Document section:
☆ ☆ ☆ ☆

Defining supply chains

5.105
Submitters highlighted the importance of defining ‘supply chains’ to assist entities in preparing their reports. The UK Act does not define supply chains under section 54.102 The statutory guidance for businesses prepared by the UK Home Office states that, for the purposes of the requirement, supply chain ‘has its everyday meaning’.103
5.106
Some submitters raised concerns about the UK definition. Shift, the leading centre for expertise on the UN Guiding Principles, suggested that:
While the spirit of the law is that businesses should report on the steps they are taking throughout all tiers of their supply chain, this definition allows for reporting only on action within the top tiers of a company’s supply chain.104
5.107
As outlined in Chapter 3, global businesses have extremely complex supply chains that extend beyond ‘tier 1’ suppliers of products, to ‘tier 2’ and ‘tier 3’ suppliers of raw materials used to make those products. The University of Melbourne submitted that legislation in other countries has not recognised the complexity of supply chains:
What appears to be a major misunderstanding where anti-slavery legislation has been introduced in other countries, is that it is assumed companies actually know who is in their supply chain. That is to say all of their suppliers, plus their suppliers’ suppliers and their suppliers’ suppliers’ suppliers. There can be thousands of firms who participate in the supply chain of a single product from extraction of raw materials to production and on to the ultimate consumer.105
5.108
The Committee notes that, in the context of conflict minerals, the OECD Due Diligence Guidance defines supply chains as:
… the system of all the activities, organisations, actors, technology, information, resources and services involved in moving the mineral from the extraction site downstream to its incorporation in the final product for end consumers.106

Committee view

5.109
The Committee considers that a definition of supply chain consistent with the OECD Due Diligence Guidance should be developed to assist entities in identifying what parts of their supply chains to report on, including donations and giving by government and entities.

Publishing a list of at-risk industries, products, areas and people

5.110
As noted in its interim report, submitters suggested that the Australian Government should publish a list of at-risk industries, products, areas and people groups – both in Australia and overseas – to help raise awareness among consumers and businesses.107
5.111
Some submitters noted that other jurisdictions, such as the US, publish lists of at-risk industries and products (see Box 5.4).108

Box 5.4:   US List of Goods Produced by Child Labour or Forced Labour

Under the Trafficking Victims Protection Reauthorisation Act of 2005, the US Department of Labor’s Bureau of International Labor Affairs (ILAB) is required to maintain a list of goods and their source countries which are understood to have been produced using child labour or forced labour. The ILAB notes that it maintains the list primarily to:
… raise public awareness about forced labor and child labor around the world and to promote efforts to combat them; it is not intended to be punitive, but rather to serve as a catalyst for more strategic and focused coordination and collaboration among those working to address these problems.
As of 30 September 2016, the List of Goods Produced by Child Labor or Forced Labor comprised 139 goods from 75 countries.109 The highest proportion of goods are in agriculture (sugarcane, coffee, tobacco, cotton), manufacturing (bricks, garments, textiles) and mining (gold, coal, diamonds).

☆ ☆ ☆ ☆

Parts of the exercise:
(1) According to the passage on supply chains above, how many goods from how many countries were on the US List of Goods Produced by Child Labor or Forced Labor as of 30 September 2016?
(2) Extract the part of the passage on supply chains that starts at "Committee view" and ends at "government and entities.".

Dataset section:
☆ ☆ ☆ ☆

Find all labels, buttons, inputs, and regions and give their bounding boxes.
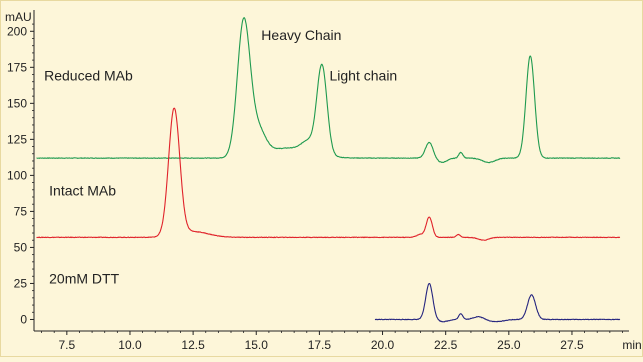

☆ ☆ ☆ ☆

Solutions by task:
(1) 139 goods from 75 countries.

(2)
Committee view

5.109
The Committee considers that a definition of supply chain consistent with the OECD Due Diligence Guidance should be developed to assist entities in identifying what parts of their supply chains to report on, including donations and giving by government and entities.